[Data entries]
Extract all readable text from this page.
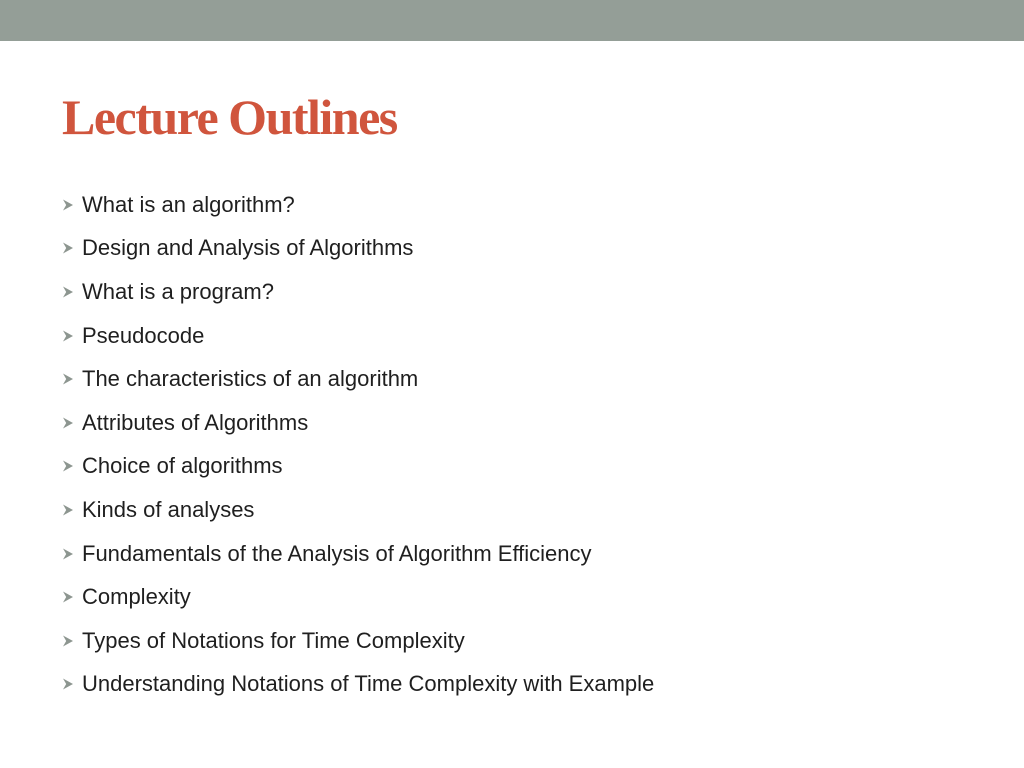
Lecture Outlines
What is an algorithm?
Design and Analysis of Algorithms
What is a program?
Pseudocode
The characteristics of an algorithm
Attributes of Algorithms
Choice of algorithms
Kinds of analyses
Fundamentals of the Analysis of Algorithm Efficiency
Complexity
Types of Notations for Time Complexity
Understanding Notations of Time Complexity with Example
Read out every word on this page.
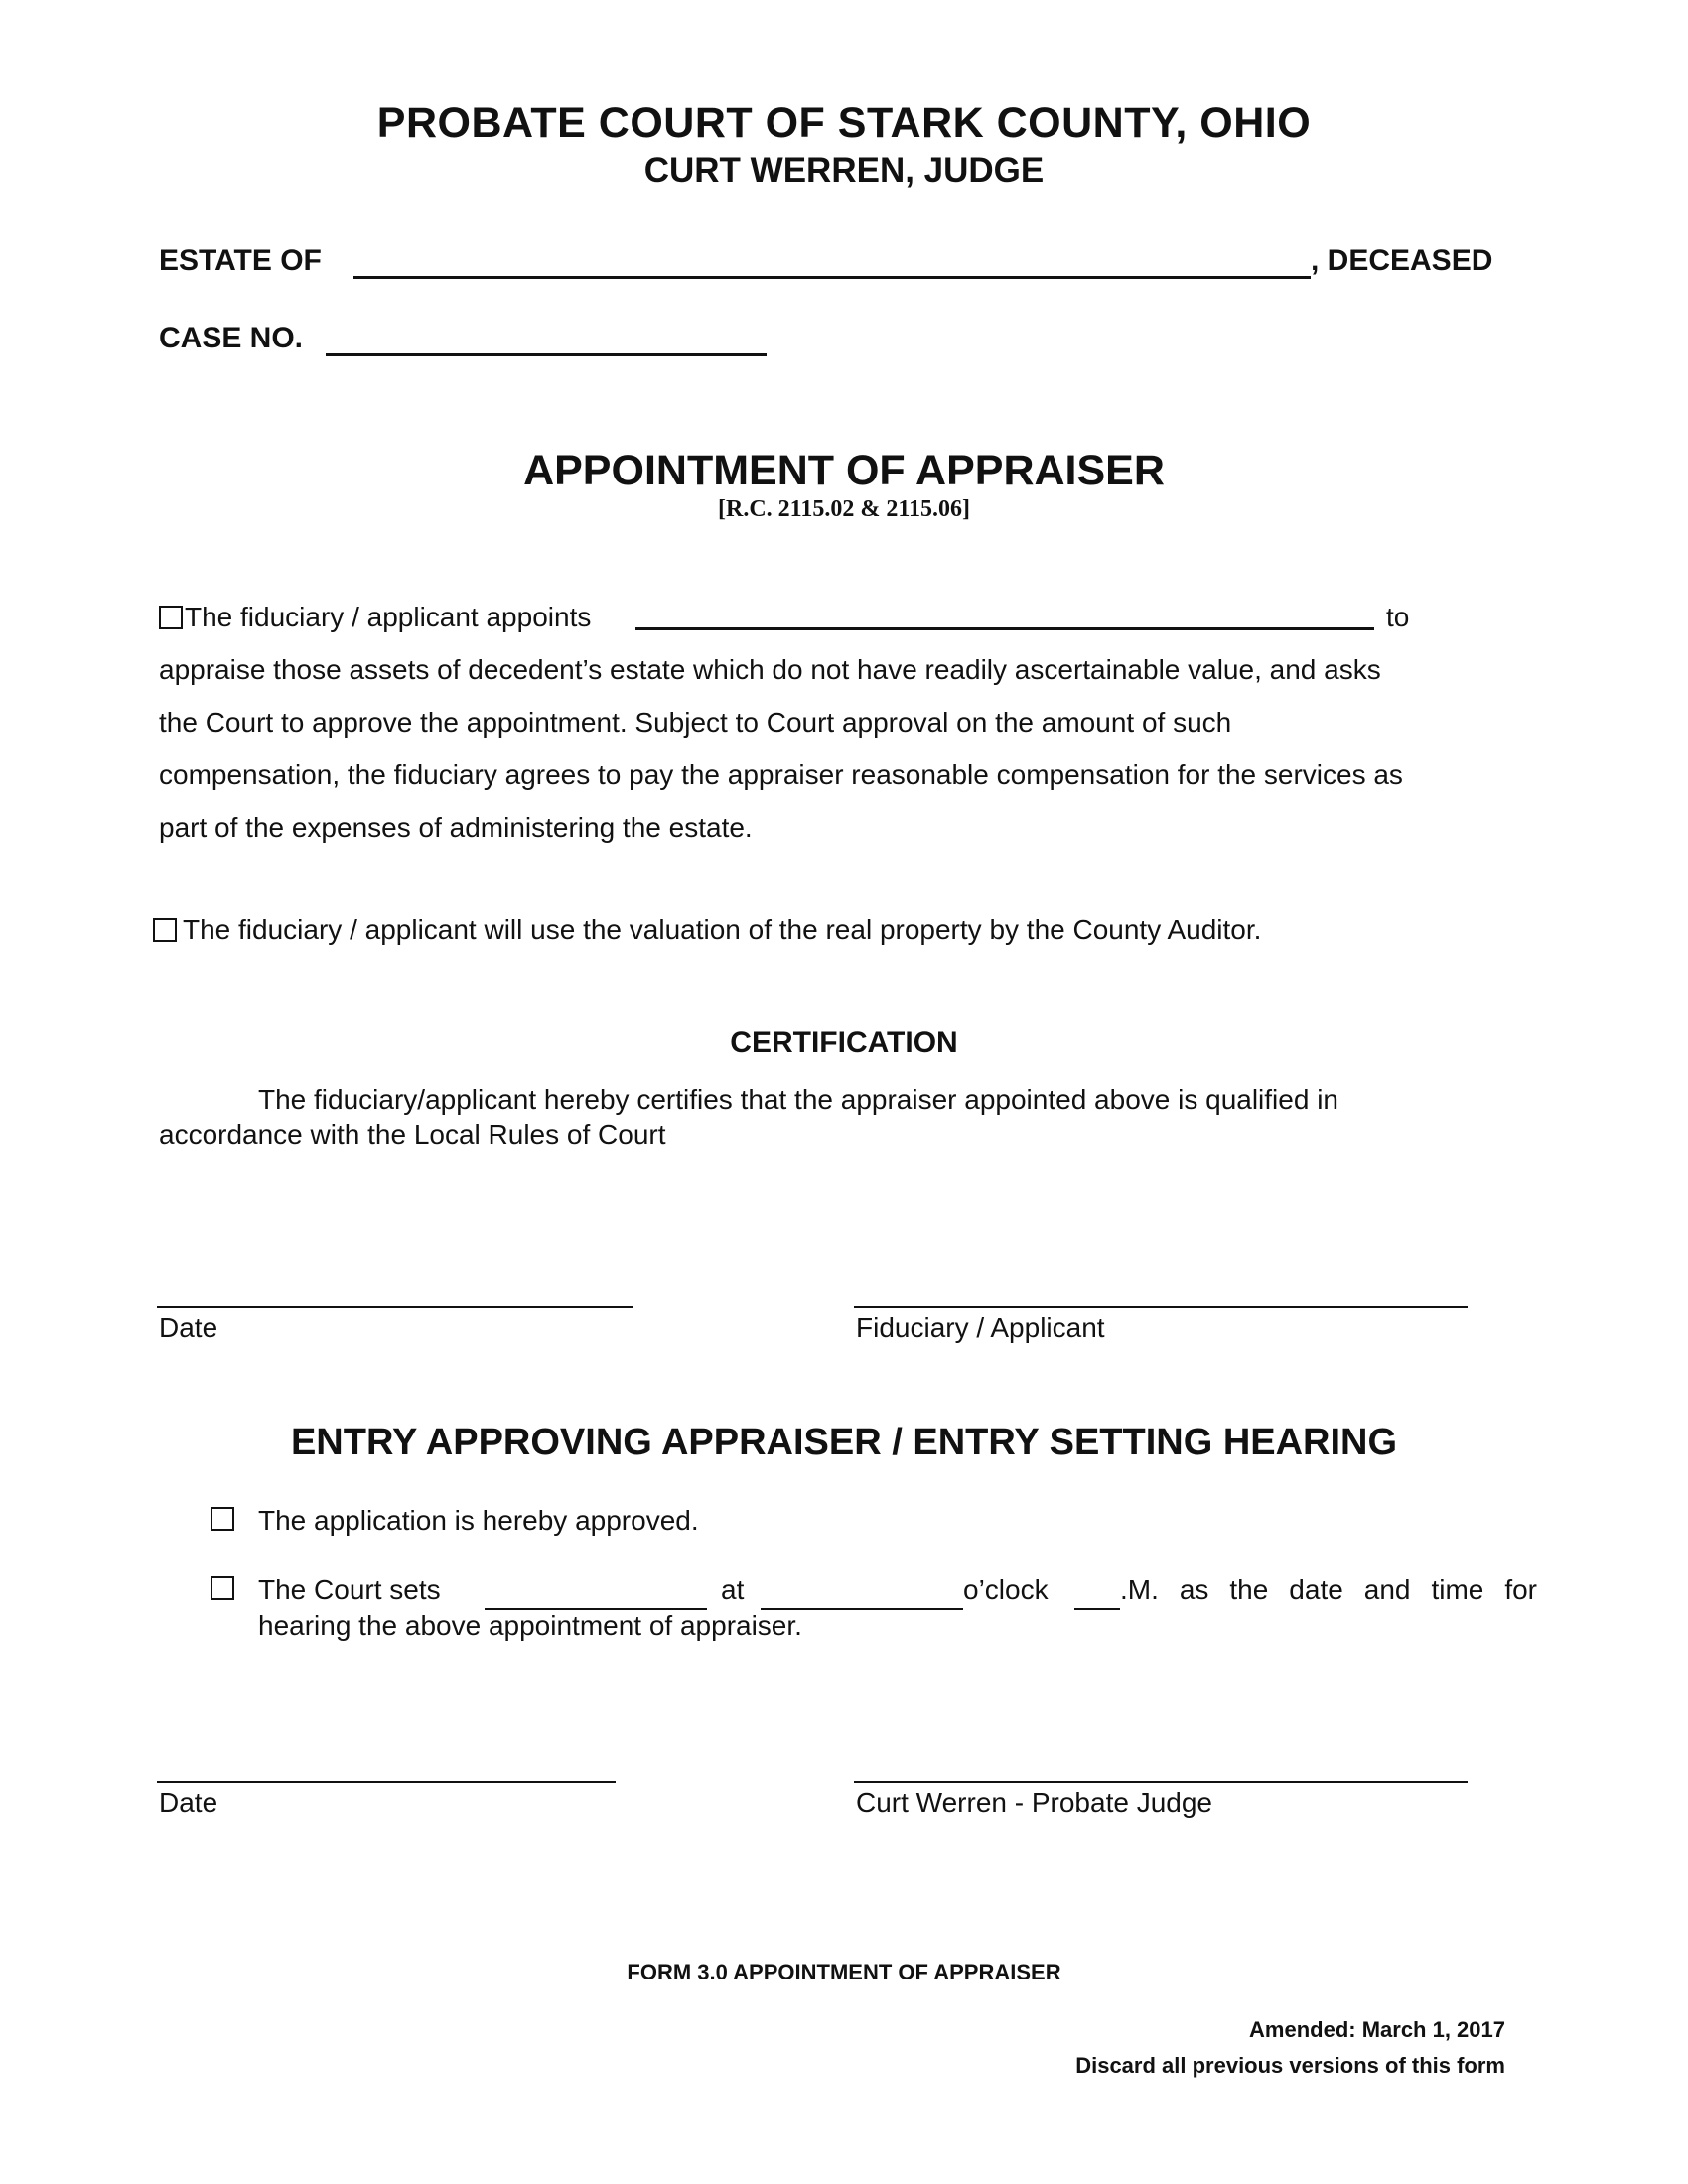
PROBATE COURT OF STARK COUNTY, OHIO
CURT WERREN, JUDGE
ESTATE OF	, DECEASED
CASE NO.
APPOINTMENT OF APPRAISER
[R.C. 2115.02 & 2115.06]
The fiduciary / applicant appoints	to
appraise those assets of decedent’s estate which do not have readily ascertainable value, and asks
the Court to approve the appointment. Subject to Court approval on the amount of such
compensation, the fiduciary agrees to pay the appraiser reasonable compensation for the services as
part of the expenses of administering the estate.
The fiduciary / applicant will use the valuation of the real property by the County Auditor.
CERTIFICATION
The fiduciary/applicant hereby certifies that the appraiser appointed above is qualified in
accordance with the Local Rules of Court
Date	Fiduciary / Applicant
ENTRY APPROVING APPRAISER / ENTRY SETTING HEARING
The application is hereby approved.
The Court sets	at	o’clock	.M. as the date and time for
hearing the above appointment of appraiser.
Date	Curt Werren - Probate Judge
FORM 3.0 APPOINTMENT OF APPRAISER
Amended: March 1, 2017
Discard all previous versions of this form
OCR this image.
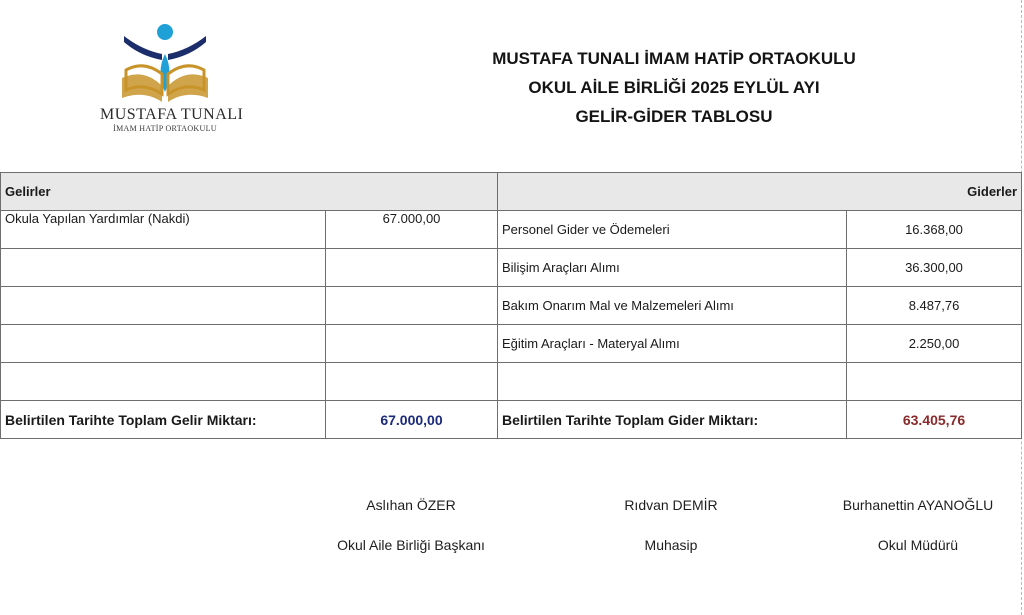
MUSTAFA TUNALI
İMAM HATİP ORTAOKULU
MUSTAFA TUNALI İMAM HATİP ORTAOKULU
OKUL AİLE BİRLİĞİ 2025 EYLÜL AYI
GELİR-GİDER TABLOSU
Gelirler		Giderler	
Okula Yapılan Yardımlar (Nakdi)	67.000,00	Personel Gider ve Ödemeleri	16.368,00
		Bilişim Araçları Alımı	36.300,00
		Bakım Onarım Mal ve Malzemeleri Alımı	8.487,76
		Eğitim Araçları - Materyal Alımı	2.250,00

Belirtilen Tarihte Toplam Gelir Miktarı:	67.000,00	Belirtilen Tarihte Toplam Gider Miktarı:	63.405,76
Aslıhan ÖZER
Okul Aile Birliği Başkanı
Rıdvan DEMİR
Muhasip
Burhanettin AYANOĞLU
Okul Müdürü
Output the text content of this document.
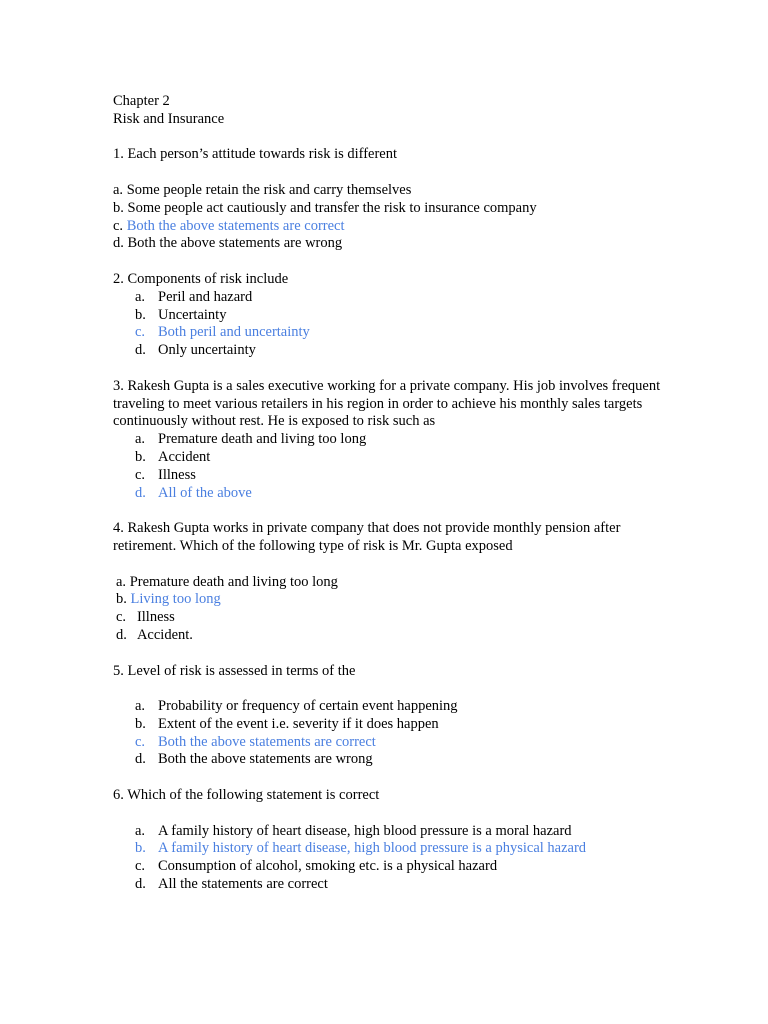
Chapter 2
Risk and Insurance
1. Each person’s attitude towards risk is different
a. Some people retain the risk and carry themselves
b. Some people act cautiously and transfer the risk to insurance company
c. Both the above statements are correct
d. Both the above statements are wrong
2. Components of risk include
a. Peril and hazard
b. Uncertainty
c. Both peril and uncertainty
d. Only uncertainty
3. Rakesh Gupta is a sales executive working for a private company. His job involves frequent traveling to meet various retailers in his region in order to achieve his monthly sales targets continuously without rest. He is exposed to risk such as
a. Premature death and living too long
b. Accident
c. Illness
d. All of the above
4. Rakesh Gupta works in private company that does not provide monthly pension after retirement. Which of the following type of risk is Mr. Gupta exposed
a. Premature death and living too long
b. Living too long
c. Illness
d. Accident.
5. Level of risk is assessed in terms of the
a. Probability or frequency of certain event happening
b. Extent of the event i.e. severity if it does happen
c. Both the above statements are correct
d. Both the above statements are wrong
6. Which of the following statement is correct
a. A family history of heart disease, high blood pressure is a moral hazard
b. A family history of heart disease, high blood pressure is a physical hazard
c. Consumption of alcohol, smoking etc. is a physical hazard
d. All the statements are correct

**Exercise task:**
Retype the records exactly. Any image in them should not appear in what you write.

**The reply:**
Extract all readable text from this page.
Lecture Outlines
What is an algorithm?
Design and Analysis of Algorithms
What is a program?
Pseudocode
The characteristics of an algorithm
Attributes of Algorithms
Choice of algorithms
Kinds of analyses
Fundamentals of the Analysis of Algorithm Efficiency
Complexity
Types of Notations for Time Complexity
Understanding Notations of Time Complexity with Example
Read out every word on this page.
PROBATE COURT OF STARK COUNTY, OHIO
CURT WERREN, JUDGE
ESTATE OF	, DECEASED
CASE NO.
APPOINTMENT OF APPRAISER
[R.C. 2115.02 & 2115.06]
The fiduciary / applicant appoints	to
appraise those assets of decedent’s estate which do not have readily ascertainable value, and asks
the Court to approve the appointment. Subject to Court approval on the amount of such
compensation, the fiduciary agrees to pay the appraiser reasonable compensation for the services as
part of the expenses of administering the estate.
The fiduciary / applicant will use the valuation of the real property by the County Auditor.
CERTIFICATION
The fiduciary/applicant hereby certifies that the appraiser appointed above is qualified in
accordance with the Local Rules of Court
Date	Fiduciary / Applicant
ENTRY APPROVING APPRAISER / ENTRY SETTING HEARING
The application is hereby approved.
The Court sets	at	o’clock	.M. as the date and time for
hearing the above appointment of appraiser.
Date	Curt Werren - Probate Judge
FORM 3.0 APPOINTMENT OF APPRAISER
Amended: March 1, 2017
Discard all previous versions of this form
OCR this image.
MUSTAFA TUNALI
İMAM HATİP ORTAOKULU
MUSTAFA TUNALI İMAM HATİP ORTAOKULU
OKUL AİLE BİRLİĞİ 2025 EYLÜL AYI
GELİR-GİDER TABLOSU
Gelirler		Giderler	
Okula Yapılan Yardımlar (Nakdi)	67.000,00	Personel Gider ve Ödemeleri	16.368,00
		Bilişim Araçları Alımı	36.300,00
		Bakım Onarım Mal ve Malzemeleri Alımı	8.487,76
		Eğitim Araçları - Materyal Alımı	2.250,00

Belirtilen Tarihte Toplam Gelir Miktarı:	67.000,00	Belirtilen Tarihte Toplam Gider Miktarı:	63.405,76
Aslıhan ÖZER
Okul Aile Birliği Başkanı
Rıdvan DEMİR
Muhasip
Burhanettin AYANOĞLU
Okul Müdürü
Output the text content of this document.
Chapter 2
Risk and Insurance
1. Each person’s attitude towards risk is different
a. Some people retain the risk and carry themselves
b. Some people act cautiously and transfer the risk to insurance company
c. Both the above statements are correct
d. Both the above statements are wrong
2. Components of risk include
a. Peril and hazard
b. Uncertainty
c. Both peril and uncertainty
d. Only uncertainty
3. Rakesh Gupta is a sales executive working for a private company. His job involves frequent traveling to meet various retailers in his region in order to achieve his monthly sales targets continuously without rest. He is exposed to risk such as
a. Premature death and living too long
b. Accident
c. Illness
d. All of the above
4. Rakesh Gupta works in private company that does not provide monthly pension after retirement. Which of the following type of risk is Mr. Gupta exposed
a. Premature death and living too long
b. Living too long
c. Illness
d. Accident.
5. Level of risk is assessed in terms of the
a. Probability or frequency of certain event happening
b. Extent of the event i.e. severity if it does happen
c. Both the above statements are correct
d. Both the above statements are wrong
6. Which of the following statement is correct
a. A family history of heart disease, high blood pressure is a moral hazard
b. A family history of heart disease, high blood pressure is a physical hazard
c. Consumption of alcohol, smoking etc. is a physical hazard
d. All the statements are correct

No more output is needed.